All the data should come back exactly as it was given.

───── EXTRACTED DATA ─────

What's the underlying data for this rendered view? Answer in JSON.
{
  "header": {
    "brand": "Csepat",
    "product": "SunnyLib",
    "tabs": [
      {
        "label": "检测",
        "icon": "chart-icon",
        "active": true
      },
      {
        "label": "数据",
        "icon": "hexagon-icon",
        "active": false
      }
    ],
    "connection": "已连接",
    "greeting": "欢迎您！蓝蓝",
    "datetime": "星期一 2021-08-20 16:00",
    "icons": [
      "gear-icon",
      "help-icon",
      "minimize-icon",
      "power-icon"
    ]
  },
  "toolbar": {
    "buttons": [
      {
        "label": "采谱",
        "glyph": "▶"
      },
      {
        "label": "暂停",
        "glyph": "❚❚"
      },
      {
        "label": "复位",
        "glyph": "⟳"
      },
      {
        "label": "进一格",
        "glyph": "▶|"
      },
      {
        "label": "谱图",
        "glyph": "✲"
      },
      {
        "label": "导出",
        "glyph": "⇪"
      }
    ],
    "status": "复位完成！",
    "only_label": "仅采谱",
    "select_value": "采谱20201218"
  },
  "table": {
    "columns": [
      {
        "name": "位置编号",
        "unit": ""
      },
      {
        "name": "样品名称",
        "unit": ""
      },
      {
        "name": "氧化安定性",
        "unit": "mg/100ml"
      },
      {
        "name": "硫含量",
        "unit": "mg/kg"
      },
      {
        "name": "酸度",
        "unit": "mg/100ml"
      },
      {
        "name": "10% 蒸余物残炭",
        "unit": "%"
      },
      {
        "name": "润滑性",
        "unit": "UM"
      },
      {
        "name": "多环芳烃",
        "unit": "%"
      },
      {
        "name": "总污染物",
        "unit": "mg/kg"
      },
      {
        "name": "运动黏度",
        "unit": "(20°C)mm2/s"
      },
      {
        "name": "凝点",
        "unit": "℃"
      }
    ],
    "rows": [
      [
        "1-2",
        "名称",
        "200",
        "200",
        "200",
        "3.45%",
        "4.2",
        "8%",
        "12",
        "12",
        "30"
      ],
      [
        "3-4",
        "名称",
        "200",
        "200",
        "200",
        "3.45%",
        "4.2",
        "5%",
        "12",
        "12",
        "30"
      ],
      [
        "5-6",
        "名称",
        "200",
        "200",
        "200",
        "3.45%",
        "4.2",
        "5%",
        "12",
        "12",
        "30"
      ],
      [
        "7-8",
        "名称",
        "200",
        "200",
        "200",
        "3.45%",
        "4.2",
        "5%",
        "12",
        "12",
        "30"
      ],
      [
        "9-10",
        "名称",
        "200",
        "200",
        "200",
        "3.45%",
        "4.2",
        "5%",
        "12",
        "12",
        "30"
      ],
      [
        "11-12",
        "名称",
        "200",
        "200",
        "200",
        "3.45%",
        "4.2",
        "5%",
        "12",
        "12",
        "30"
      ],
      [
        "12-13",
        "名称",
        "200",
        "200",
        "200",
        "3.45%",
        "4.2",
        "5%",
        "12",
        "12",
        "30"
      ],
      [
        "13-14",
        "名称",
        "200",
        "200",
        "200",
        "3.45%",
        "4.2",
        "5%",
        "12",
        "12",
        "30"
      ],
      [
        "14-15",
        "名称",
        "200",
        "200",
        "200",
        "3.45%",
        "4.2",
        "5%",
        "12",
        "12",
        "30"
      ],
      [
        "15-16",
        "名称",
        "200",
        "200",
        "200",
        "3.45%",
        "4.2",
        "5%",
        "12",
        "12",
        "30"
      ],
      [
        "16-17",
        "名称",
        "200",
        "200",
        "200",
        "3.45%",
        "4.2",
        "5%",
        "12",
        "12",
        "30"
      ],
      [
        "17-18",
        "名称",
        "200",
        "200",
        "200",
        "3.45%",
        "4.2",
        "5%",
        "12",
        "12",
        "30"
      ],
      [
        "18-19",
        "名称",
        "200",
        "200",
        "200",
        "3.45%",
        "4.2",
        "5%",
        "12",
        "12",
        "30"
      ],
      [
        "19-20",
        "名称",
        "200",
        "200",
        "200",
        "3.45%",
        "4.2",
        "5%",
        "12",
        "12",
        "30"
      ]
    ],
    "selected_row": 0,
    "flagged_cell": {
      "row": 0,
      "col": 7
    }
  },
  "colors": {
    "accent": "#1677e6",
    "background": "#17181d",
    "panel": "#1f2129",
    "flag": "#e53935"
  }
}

─────

EXERCISE SOLUTION —
What's the underlying data for this rendered view? Answer in JSON.
{
  "header": {
    "brand": "Csepat",
    "product": "SunnyLib",
    "tabs": [
      {
        "label": "检测",
        "icon": "chart-icon",
        "active": true
      },
      {
        "label": "数据",
        "icon": "hexagon-icon",
        "active": false
      }
    ],
    "connection": "已连接",
    "greeting": "欢迎您！蓝蓝",
    "datetime": "星期一 2021-08-20 16:00",
    "icons": [
      "gear-icon",
      "help-icon",
      "minimize-icon",
      "power-icon"
    ]
  },
  "toolbar": {
    "buttons": [
      {
        "label": "采谱",
        "glyph": "▶"
      },
      {
        "label": "暂停",
        "glyph": "❚❚"
      },
      {
        "label": "复位",
        "glyph": "⟳"
      },
      {
        "label": "进一格",
        "glyph": "▶|"
      },
      {
        "label": "谱图",
        "glyph": "✲"
      },
      {
        "label": "导出",
        "glyph": "⇪"
      }
    ],
    "status": "复位完成！",
    "only_label": "仅采谱",
    "select_value": "采谱20201218"
  },
  "table": {
    "columns": [
      {
        "name": "位置编号",
        "unit": ""
      },
      {
        "name": "样品名称",
        "unit": ""
      },
      {
        "name": "氧化安定性",
        "unit": "mg/100ml"
      },
      {
        "name": "硫含量",
        "unit": "mg/kg"
      },
      {
        "name": "酸度",
        "unit": "mg/100ml"
      },
      {
        "name": "10% 蒸余物残炭",
        "unit": "%"
      },
      {
        "name": "润滑性",
        "unit": "UM"
      },
      {
        "name": "多环芳烃",
        "unit": "%"
      },
      {
        "name": "总污染物",
        "unit": "mg/kg"
      },
      {
        "name": "运动黏度",
        "unit": "(20°C)mm2/s"
      },
      {
        "name": "凝点",
        "unit": "℃"
      }
    ],
    "rows": [
      [
        "1-2",
        "名称",
        "200",
        "200",
        "200",
        "3.45%",
        "4.2",
        "8%",
        "12",
        "12",
        "30"
      ],
      [
        "3-4",
        "名称",
        "200",
        "200",
        "200",
        "3.45%",
        "4.2",
        "5%",
        "12",
        "12",
        "30"
      ],
      [
        "5-6",
        "名称",
        "200",
        "200",
        "200",
        "3.45%",
        "4.2",
        "5%",
        "12",
        "12",
        "30"
      ],
      [
        "7-8",
        "名称",
        "200",
        "200",
        "200",
        "3.45%",
        "4.2",
        "5%",
        "12",
        "12",
        "30"
      ],
      [
        "9-10",
        "名称",
        "200",
        "200",
        "200",
        "3.45%",
        "4.2",
        "5%",
        "12",
        "12",
        "30"
      ],
      [
        "11-12",
        "名称",
        "200",
        "200",
        "200",
        "3.45%",
        "4.2",
        "5%",
        "12",
        "12",
        "30"
      ],
      [
        "12-13",
        "名称",
        "200",
        "200",
        "200",
        "3.45%",
        "4.2",
        "5%",
        "12",
        "12",
        "30"
      ],
      [
        "13-14",
        "名称",
        "200",
        "200",
        "200",
        "3.45%",
        "4.2",
        "5%",
        "12",
        "12",
        "30"
      ],
      [
        "14-15",
        "名称",
        "200",
        "200",
        "200",
        "3.45%",
        "4.2",
        "5%",
        "12",
        "12",
        "30"
      ],
      [
        "15-16",
        "名称",
        "200",
        "200",
        "200",
        "3.45%",
        "4.2",
        "5%",
        "12",
        "12",
        "30"
      ],
      [
        "16-17",
        "名称",
        "200",
        "200",
        "200",
        "3.45%",
        "4.2",
        "5%",
        "12",
        "12",
        "30"
      ],
      [
        "17-18",
        "名称",
        "200",
        "200",
        "200",
        "3.45%",
        "4.2",
        "5%",
        "12",
        "12",
        "30"
      ],
      [
        "18-19",
        "名称",
        "200",
        "200",
        "200",
        "3.45%",
        "4.2",
        "5%",
        "12",
        "12",
        "30"
      ],
      [
        "19-20",
        "名称",
        "200",
        "200",
        "200",
        "3.45%",
        "4.2",
        "5%",
        "12",
        "12",
        "30"
      ]
    ],
    "selected_row": 0,
    "flagged_cell": {
      "row": 0,
      "col": 7
    }
  },
  "colors": {
    "accent": "#1677e6",
    "background": "#17181d",
    "panel": "#1f2129",
    "flag": "#e53935"
  }
}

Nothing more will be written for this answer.